__GIVEN REQUEST__
Verbatim output of all the material below is required.
==============================
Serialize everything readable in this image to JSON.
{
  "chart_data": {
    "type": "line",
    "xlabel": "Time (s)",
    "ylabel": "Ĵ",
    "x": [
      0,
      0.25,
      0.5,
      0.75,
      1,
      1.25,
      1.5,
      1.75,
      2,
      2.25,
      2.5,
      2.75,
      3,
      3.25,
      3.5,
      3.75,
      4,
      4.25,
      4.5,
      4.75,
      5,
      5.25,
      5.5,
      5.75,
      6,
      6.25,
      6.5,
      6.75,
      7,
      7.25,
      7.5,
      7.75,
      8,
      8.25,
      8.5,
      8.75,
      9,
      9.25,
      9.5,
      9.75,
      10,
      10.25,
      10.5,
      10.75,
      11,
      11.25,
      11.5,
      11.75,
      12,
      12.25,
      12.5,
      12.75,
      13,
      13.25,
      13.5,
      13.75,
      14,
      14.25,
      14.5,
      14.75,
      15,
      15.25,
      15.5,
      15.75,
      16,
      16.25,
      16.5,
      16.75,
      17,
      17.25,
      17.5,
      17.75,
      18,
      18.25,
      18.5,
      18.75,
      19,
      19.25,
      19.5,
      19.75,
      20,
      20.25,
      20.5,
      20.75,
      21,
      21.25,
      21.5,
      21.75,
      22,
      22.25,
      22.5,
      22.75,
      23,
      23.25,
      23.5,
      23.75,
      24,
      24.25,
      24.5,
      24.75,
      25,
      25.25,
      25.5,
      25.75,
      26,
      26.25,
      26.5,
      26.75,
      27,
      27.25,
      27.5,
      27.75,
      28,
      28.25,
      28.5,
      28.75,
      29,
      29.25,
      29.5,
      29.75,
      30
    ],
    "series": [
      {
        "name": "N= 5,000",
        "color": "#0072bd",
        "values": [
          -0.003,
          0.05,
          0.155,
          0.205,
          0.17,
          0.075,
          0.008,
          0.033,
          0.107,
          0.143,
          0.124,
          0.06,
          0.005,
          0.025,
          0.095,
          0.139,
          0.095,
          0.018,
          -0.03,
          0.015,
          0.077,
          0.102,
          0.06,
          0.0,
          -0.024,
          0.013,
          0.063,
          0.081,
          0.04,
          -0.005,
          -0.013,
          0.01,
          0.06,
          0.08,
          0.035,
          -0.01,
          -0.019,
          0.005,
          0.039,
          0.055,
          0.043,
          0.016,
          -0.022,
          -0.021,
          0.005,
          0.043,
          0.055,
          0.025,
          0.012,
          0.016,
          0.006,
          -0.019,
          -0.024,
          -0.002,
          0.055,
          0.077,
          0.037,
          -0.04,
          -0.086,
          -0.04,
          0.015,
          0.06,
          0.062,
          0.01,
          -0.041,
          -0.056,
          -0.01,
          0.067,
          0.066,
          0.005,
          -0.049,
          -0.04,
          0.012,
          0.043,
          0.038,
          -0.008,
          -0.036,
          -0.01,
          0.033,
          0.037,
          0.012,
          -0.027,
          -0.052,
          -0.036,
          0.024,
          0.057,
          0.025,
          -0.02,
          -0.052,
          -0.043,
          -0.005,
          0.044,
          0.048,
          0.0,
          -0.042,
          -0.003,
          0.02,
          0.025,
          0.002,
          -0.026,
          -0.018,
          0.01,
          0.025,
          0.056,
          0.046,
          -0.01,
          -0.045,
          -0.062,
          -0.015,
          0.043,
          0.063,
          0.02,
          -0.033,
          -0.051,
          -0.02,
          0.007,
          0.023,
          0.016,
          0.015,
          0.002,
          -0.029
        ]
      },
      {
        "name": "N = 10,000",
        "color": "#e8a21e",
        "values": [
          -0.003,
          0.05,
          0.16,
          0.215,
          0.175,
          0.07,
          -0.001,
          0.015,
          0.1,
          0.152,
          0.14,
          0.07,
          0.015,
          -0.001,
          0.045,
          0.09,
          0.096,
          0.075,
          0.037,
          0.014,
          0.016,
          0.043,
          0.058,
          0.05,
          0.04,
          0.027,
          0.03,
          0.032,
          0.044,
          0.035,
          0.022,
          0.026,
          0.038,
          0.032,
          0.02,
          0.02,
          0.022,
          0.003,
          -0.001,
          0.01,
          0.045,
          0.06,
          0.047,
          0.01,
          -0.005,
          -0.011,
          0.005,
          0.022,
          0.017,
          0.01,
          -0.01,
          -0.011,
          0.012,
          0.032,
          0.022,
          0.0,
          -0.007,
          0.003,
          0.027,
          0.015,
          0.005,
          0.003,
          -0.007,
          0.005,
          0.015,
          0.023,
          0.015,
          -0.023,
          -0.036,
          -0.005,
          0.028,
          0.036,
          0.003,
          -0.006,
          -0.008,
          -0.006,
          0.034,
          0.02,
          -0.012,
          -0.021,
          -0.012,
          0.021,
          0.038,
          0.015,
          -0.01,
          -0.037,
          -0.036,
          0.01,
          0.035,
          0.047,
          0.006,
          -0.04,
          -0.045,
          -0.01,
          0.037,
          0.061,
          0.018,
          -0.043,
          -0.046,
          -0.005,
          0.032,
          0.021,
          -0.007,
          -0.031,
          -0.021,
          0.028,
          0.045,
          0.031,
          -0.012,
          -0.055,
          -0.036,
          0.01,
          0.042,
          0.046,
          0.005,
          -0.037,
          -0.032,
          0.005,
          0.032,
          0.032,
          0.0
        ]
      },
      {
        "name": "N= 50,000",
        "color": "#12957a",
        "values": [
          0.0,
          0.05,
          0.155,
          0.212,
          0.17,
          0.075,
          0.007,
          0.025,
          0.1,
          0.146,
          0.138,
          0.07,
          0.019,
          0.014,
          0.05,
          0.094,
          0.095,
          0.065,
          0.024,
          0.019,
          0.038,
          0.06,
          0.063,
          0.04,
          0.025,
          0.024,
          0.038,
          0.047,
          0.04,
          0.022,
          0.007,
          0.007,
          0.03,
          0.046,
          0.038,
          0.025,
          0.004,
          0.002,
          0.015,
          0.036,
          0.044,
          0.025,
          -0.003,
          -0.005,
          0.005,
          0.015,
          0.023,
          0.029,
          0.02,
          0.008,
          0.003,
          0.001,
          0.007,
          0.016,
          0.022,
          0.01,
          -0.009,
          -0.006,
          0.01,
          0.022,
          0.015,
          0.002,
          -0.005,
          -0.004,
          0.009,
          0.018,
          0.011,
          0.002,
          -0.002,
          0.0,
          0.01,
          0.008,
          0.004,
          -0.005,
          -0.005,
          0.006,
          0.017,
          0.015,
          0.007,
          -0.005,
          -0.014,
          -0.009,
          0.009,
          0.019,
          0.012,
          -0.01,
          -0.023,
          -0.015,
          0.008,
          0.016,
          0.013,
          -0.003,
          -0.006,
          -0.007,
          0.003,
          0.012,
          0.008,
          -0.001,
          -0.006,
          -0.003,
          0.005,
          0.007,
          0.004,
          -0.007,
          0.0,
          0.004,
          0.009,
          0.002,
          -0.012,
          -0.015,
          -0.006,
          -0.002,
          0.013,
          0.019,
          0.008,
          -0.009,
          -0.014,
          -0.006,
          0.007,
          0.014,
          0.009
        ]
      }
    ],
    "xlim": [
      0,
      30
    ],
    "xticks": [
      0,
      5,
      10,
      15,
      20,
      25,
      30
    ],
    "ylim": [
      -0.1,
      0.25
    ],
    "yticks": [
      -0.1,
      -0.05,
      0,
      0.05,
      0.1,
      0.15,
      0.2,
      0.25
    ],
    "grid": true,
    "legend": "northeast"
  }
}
==============================
__FINAL RESULT__
Serialize everything readable in this image to JSON.
{
  "chart_data": {
    "type": "line",
    "xlabel": "Time (s)",
    "ylabel": "Ĵ",
    "x": [
      0,
      0.25,
      0.5,
      0.75,
      1,
      1.25,
      1.5,
      1.75,
      2,
      2.25,
      2.5,
      2.75,
      3,
      3.25,
      3.5,
      3.75,
      4,
      4.25,
      4.5,
      4.75,
      5,
      5.25,
      5.5,
      5.75,
      6,
      6.25,
      6.5,
      6.75,
      7,
      7.25,
      7.5,
      7.75,
      8,
      8.25,
      8.5,
      8.75,
      9,
      9.25,
      9.5,
      9.75,
      10,
      10.25,
      10.5,
      10.75,
      11,
      11.25,
      11.5,
      11.75,
      12,
      12.25,
      12.5,
      12.75,
      13,
      13.25,
      13.5,
      13.75,
      14,
      14.25,
      14.5,
      14.75,
      15,
      15.25,
      15.5,
      15.75,
      16,
      16.25,
      16.5,
      16.75,
      17,
      17.25,
      17.5,
      17.75,
      18,
      18.25,
      18.5,
      18.75,
      19,
      19.25,
      19.5,
      19.75,
      20,
      20.25,
      20.5,
      20.75,
      21,
      21.25,
      21.5,
      21.75,
      22,
      22.25,
      22.5,
      22.75,
      23,
      23.25,
      23.5,
      23.75,
      24,
      24.25,
      24.5,
      24.75,
      25,
      25.25,
      25.5,
      25.75,
      26,
      26.25,
      26.5,
      26.75,
      27,
      27.25,
      27.5,
      27.75,
      28,
      28.25,
      28.5,
      28.75,
      29,
      29.25,
      29.5,
      29.75,
      30
    ],
    "series": [
      {
        "name": "N= 5,000",
        "color": "#0072bd",
        "values": [
          -0.003,
          0.05,
          0.155,
          0.205,
          0.17,
          0.075,
          0.008,
          0.033,
          0.107,
          0.143,
          0.124,
          0.06,
          0.005,
          0.025,
          0.095,
          0.139,
          0.095,
          0.018,
          -0.03,
          0.015,
          0.077,
          0.102,
          0.06,
          0.0,
          -0.024,
          0.013,
          0.063,
          0.081,
          0.04,
          -0.005,
          -0.013,
          0.01,
          0.06,
          0.08,
          0.035,
          -0.01,
          -0.019,
          0.005,
          0.039,
          0.055,
          0.043,
          0.016,
          -0.022,
          -0.021,
          0.005,
          0.043,
          0.055,
          0.025,
          0.012,
          0.016,
          0.006,
          -0.019,
          -0.024,
          -0.002,
          0.055,
          0.077,
          0.037,
          -0.04,
          -0.086,
          -0.04,
          0.015,
          0.06,
          0.062,
          0.01,
          -0.041,
          -0.056,
          -0.01,
          0.067,
          0.066,
          0.005,
          -0.049,
          -0.04,
          0.012,
          0.043,
          0.038,
          -0.008,
          -0.036,
          -0.01,
          0.033,
          0.037,
          0.012,
          -0.027,
          -0.052,
          -0.036,
          0.024,
          0.057,
          0.025,
          -0.02,
          -0.052,
          -0.043,
          -0.005,
          0.044,
          0.048,
          0.0,
          -0.042,
          -0.003,
          0.02,
          0.025,
          0.002,
          -0.026,
          -0.018,
          0.01,
          0.025,
          0.056,
          0.046,
          -0.01,
          -0.045,
          -0.062,
          -0.015,
          0.043,
          0.063,
          0.02,
          -0.033,
          -0.051,
          -0.02,
          0.007,
          0.023,
          0.016,
          0.015,
          0.002,
          -0.029
        ]
      },
      {
        "name": "N = 10,000",
        "color": "#e8a21e",
        "values": [
          -0.003,
          0.05,
          0.16,
          0.215,
          0.175,
          0.07,
          -0.001,
          0.015,
          0.1,
          0.152,
          0.14,
          0.07,
          0.015,
          -0.001,
          0.045,
          0.09,
          0.096,
          0.075,
          0.037,
          0.014,
          0.016,
          0.043,
          0.058,
          0.05,
          0.04,
          0.027,
          0.03,
          0.032,
          0.044,
          0.035,
          0.022,
          0.026,
          0.038,
          0.032,
          0.02,
          0.02,
          0.022,
          0.003,
          -0.001,
          0.01,
          0.045,
          0.06,
          0.047,
          0.01,
          -0.005,
          -0.011,
          0.005,
          0.022,
          0.017,
          0.01,
          -0.01,
          -0.011,
          0.012,
          0.032,
          0.022,
          0.0,
          -0.007,
          0.003,
          0.027,
          0.015,
          0.005,
          0.003,
          -0.007,
          0.005,
          0.015,
          0.023,
          0.015,
          -0.023,
          -0.036,
          -0.005,
          0.028,
          0.036,
          0.003,
          -0.006,
          -0.008,
          -0.006,
          0.034,
          0.02,
          -0.012,
          -0.021,
          -0.012,
          0.021,
          0.038,
          0.015,
          -0.01,
          -0.037,
          -0.036,
          0.01,
          0.035,
          0.047,
          0.006,
          -0.04,
          -0.045,
          -0.01,
          0.037,
          0.061,
          0.018,
          -0.043,
          -0.046,
          -0.005,
          0.032,
          0.021,
          -0.007,
          -0.031,
          -0.021,
          0.028,
          0.045,
          0.031,
          -0.012,
          -0.055,
          -0.036,
          0.01,
          0.042,
          0.046,
          0.005,
          -0.037,
          -0.032,
          0.005,
          0.032,
          0.032,
          0.0
        ]
      },
      {
        "name": "N= 50,000",
        "color": "#12957a",
        "values": [
          0.0,
          0.05,
          0.155,
          0.212,
          0.17,
          0.075,
          0.007,
          0.025,
          0.1,
          0.146,
          0.138,
          0.07,
          0.019,
          0.014,
          0.05,
          0.094,
          0.095,
          0.065,
          0.024,
          0.019,
          0.038,
          0.06,
          0.063,
          0.04,
          0.025,
          0.024,
          0.038,
          0.047,
          0.04,
          0.022,
          0.007,
          0.007,
          0.03,
          0.046,
          0.038,
          0.025,
          0.004,
          0.002,
          0.015,
          0.036,
          0.044,
          0.025,
          -0.003,
          -0.005,
          0.005,
          0.015,
          0.023,
          0.029,
          0.02,
          0.008,
          0.003,
          0.001,
          0.007,
          0.016,
          0.022,
          0.01,
          -0.009,
          -0.006,
          0.01,
          0.022,
          0.015,
          0.002,
          -0.005,
          -0.004,
          0.009,
          0.018,
          0.011,
          0.002,
          -0.002,
          0.0,
          0.01,
          0.008,
          0.004,
          -0.005,
          -0.005,
          0.006,
          0.017,
          0.015,
          0.007,
          -0.005,
          -0.014,
          -0.009,
          0.009,
          0.019,
          0.012,
          -0.01,
          -0.023,
          -0.015,
          0.008,
          0.016,
          0.013,
          -0.003,
          -0.006,
          -0.007,
          0.003,
          0.012,
          0.008,
          -0.001,
          -0.006,
          -0.003,
          0.005,
          0.007,
          0.004,
          -0.007,
          0.0,
          0.004,
          0.009,
          0.002,
          -0.012,
          -0.015,
          -0.006,
          -0.002,
          0.013,
          0.019,
          0.008,
          -0.009,
          -0.014,
          -0.006,
          0.007,
          0.014,
          0.009
        ]
      }
    ],
    "xlim": [
      0,
      30
    ],
    "xticks": [
      0,
      5,
      10,
      15,
      20,
      25,
      30
    ],
    "ylim": [
      -0.1,
      0.25
    ],
    "yticks": [
      -0.1,
      -0.05,
      0,
      0.05,
      0.1,
      0.15,
      0.2,
      0.25
    ],
    "grid": true,
    "legend": "northeast"
  }
}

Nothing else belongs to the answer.